**What is asked:** Copy the line containing "Read the values", then all lines after it up to and including the final line of the material, exactly and without additions.

**Information given:**
★ ★ ★

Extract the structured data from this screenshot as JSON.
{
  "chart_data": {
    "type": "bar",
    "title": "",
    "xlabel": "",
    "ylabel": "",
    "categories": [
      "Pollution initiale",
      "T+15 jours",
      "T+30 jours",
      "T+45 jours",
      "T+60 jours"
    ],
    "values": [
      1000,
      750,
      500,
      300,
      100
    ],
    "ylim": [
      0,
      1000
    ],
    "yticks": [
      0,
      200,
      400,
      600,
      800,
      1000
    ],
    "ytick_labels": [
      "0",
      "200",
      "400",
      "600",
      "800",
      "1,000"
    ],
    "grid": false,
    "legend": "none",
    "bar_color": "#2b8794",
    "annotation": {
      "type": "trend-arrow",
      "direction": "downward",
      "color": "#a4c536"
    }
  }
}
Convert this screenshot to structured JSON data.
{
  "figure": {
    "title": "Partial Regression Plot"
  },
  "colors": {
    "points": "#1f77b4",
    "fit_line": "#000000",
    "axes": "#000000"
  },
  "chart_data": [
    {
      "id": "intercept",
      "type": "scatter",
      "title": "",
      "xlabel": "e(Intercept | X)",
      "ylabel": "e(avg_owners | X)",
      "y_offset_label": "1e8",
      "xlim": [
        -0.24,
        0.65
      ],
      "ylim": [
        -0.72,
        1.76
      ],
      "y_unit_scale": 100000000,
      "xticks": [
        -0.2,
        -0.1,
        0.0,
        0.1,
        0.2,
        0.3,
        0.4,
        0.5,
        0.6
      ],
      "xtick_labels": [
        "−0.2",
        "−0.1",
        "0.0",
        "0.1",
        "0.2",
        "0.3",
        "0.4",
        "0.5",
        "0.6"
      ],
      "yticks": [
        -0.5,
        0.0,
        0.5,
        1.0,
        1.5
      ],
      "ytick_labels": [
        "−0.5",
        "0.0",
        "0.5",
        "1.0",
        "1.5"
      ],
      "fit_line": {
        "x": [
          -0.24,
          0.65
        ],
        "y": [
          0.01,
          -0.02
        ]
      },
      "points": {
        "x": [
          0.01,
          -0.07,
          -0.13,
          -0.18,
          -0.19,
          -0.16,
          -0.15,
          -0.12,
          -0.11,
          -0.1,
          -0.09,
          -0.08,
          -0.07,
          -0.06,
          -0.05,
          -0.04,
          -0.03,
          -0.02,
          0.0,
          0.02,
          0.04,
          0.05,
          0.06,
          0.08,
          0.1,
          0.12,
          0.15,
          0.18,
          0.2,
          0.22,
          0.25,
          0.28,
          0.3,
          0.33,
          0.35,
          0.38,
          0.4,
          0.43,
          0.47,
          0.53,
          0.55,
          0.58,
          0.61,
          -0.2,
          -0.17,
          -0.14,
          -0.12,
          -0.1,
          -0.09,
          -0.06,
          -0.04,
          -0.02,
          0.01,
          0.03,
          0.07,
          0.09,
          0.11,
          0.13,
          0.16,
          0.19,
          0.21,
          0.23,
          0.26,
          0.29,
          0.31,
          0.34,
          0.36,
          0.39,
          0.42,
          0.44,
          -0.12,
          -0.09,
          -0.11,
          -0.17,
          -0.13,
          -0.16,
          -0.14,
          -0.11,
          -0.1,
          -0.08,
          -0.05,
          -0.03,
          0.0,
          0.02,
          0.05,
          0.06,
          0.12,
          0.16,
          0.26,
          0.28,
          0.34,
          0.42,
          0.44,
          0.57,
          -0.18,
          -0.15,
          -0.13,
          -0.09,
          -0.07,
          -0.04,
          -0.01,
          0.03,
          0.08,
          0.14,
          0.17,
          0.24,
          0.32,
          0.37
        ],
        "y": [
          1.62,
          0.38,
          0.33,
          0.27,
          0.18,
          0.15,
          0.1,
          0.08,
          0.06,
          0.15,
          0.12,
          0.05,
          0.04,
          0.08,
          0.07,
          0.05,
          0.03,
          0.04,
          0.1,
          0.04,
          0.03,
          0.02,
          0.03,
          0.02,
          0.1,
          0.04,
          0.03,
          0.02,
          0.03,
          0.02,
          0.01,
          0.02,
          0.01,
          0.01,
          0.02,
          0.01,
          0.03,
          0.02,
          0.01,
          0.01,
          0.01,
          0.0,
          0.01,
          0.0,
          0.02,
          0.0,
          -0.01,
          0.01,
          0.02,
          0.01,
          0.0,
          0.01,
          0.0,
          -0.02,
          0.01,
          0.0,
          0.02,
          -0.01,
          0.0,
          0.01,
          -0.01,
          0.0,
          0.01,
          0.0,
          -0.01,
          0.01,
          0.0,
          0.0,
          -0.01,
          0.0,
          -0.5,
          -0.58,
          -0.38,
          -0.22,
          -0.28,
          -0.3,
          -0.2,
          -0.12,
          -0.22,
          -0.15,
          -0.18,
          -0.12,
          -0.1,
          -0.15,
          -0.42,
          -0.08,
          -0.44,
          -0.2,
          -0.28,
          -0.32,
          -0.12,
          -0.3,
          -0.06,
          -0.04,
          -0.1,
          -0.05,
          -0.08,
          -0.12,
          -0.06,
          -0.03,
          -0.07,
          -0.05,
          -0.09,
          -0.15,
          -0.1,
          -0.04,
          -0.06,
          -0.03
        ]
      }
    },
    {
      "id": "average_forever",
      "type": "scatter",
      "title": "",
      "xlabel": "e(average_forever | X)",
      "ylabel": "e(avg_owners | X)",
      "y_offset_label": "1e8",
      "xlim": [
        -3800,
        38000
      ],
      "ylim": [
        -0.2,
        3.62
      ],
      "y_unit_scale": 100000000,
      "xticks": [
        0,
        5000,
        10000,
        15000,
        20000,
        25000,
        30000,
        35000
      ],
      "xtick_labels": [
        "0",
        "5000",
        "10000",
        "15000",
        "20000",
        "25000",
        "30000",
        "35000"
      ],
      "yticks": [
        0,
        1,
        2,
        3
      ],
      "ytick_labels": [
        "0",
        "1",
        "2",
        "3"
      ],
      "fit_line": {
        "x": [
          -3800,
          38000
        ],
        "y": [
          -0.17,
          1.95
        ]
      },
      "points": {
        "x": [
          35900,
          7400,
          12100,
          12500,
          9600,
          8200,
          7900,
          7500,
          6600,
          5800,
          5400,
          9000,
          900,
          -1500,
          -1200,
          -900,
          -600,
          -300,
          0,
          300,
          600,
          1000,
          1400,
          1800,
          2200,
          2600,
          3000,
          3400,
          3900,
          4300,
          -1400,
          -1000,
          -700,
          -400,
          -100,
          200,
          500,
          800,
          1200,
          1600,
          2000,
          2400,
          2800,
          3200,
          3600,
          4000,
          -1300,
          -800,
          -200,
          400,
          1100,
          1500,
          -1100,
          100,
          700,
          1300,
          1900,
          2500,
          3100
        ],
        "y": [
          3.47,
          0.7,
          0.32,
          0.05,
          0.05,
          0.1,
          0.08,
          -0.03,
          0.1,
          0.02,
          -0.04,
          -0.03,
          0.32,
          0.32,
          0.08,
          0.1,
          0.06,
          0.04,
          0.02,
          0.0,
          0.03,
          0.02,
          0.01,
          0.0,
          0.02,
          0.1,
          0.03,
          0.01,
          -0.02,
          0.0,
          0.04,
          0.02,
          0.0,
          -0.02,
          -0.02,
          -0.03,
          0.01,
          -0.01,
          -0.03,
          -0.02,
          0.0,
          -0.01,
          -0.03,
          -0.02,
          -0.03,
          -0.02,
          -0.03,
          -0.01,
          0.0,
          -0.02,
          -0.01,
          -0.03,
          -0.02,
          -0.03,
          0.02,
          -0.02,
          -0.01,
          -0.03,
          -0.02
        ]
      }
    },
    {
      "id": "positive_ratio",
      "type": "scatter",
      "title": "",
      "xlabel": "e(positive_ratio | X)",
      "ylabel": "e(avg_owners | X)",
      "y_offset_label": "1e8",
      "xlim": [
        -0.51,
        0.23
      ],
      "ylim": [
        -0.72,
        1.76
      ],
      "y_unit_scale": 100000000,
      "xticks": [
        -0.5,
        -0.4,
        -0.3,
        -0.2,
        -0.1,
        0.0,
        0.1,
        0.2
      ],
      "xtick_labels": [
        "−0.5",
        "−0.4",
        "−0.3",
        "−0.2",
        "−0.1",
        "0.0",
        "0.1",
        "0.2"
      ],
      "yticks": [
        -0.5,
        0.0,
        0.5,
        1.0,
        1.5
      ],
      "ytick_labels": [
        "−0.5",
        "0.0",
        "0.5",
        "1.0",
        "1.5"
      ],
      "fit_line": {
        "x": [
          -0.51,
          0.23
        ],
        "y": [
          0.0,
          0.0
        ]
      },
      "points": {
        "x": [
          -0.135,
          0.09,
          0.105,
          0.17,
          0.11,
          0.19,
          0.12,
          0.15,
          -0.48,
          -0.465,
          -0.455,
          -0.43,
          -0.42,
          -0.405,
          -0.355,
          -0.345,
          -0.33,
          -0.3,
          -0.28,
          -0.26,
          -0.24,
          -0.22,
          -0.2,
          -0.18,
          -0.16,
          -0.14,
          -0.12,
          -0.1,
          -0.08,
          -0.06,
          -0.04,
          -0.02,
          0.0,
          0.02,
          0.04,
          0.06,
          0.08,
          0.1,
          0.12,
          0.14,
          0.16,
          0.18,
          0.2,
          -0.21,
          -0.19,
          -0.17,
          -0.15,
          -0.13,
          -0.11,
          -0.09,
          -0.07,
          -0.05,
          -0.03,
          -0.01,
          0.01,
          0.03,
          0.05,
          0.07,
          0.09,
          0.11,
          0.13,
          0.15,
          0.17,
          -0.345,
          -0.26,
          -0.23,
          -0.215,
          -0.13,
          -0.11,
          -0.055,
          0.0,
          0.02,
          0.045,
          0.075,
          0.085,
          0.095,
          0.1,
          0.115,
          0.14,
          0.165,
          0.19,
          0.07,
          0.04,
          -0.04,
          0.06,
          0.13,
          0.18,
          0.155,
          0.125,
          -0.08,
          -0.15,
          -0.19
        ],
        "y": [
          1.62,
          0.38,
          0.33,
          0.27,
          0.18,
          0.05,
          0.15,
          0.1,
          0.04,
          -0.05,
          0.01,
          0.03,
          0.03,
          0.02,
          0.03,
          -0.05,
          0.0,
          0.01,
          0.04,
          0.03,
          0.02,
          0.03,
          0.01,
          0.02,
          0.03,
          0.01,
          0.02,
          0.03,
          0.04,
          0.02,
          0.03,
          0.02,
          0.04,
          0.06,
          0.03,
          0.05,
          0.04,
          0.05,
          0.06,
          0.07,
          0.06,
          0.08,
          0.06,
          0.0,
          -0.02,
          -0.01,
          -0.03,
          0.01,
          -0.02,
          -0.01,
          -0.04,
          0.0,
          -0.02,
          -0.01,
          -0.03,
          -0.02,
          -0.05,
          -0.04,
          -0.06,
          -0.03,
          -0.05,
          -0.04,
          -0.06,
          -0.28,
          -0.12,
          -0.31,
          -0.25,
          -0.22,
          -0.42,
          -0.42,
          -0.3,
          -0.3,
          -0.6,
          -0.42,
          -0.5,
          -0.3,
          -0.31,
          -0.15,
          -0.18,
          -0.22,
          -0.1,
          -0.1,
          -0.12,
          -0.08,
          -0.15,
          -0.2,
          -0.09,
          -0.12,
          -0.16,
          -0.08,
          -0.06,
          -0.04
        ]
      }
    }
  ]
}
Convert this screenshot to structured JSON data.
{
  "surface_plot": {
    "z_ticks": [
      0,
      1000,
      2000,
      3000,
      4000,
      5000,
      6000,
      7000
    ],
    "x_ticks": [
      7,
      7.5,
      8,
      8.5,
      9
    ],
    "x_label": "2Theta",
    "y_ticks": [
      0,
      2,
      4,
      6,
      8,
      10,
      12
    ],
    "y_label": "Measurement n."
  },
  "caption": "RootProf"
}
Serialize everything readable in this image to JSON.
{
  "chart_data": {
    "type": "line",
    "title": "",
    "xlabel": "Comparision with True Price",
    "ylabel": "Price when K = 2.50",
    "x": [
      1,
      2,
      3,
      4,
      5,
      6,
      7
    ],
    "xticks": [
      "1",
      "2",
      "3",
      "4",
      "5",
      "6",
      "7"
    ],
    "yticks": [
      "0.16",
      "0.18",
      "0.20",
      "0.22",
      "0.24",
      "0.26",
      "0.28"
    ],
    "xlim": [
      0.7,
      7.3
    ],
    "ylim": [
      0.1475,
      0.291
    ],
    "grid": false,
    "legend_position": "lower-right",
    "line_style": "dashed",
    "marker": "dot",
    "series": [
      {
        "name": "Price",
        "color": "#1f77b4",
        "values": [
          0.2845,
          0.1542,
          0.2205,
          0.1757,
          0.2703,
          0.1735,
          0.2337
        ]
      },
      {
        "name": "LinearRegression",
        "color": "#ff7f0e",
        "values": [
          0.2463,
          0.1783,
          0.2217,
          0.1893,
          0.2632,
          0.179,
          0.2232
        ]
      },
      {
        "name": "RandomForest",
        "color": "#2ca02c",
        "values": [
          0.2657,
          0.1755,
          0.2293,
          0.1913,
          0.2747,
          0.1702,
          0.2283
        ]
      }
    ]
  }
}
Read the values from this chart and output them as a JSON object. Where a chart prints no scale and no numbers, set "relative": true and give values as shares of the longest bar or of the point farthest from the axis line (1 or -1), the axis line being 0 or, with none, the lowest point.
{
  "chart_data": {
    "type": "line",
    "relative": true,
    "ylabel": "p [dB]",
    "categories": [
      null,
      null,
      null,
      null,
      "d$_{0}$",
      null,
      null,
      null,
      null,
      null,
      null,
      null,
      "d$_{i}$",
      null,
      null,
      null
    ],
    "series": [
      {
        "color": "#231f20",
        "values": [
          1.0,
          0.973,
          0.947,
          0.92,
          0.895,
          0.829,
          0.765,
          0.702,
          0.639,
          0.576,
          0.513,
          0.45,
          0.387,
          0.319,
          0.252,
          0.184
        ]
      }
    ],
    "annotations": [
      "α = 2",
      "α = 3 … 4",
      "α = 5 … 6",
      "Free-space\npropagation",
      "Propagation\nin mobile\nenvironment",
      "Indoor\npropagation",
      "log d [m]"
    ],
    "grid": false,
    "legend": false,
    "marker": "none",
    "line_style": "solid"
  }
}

★ ★ ★

**Exercise result:**
Read the values from this chart and output them as a JSON object. Where a chart prints no scale and no numbers, set "relative": true and give values as shares of the longest bar or of the point farthest from the axis line (1 or -1), the axis line being 0 or, with none, the lowest point.
{
  "chart_data": {
    "type": "line",
    "relative": true,
    "ylabel": "p [dB]",
    "categories": [
      null,
      null,
      null,
      null,
      "d$_{0}$",
      null,
      null,
      null,
      null,
      null,
      null,
      null,
      "d$_{i}$",
      null,
      null,
      null
    ],
    "series": [
      {
        "color": "#231f20",
        "values": [
          1.0,
          0.973,
          0.947,
          0.92,
          0.895,
          0.829,
          0.765,
          0.702,
          0.639,
          0.576,
          0.513,
          0.45,
          0.387,
          0.319,
          0.252,
          0.184
        ]
      }
    ],
    "annotations": [
      "α = 2",
      "α = 3 … 4",
      "α = 5 … 6",
      "Free-space\npropagation",
      "Propagation\nin mobile\nenvironment",
      "Indoor\npropagation",
      "log d [m]"
    ],
    "grid": false,
    "legend": false,
    "marker": "none",
    "line_style": "solid"
  }
}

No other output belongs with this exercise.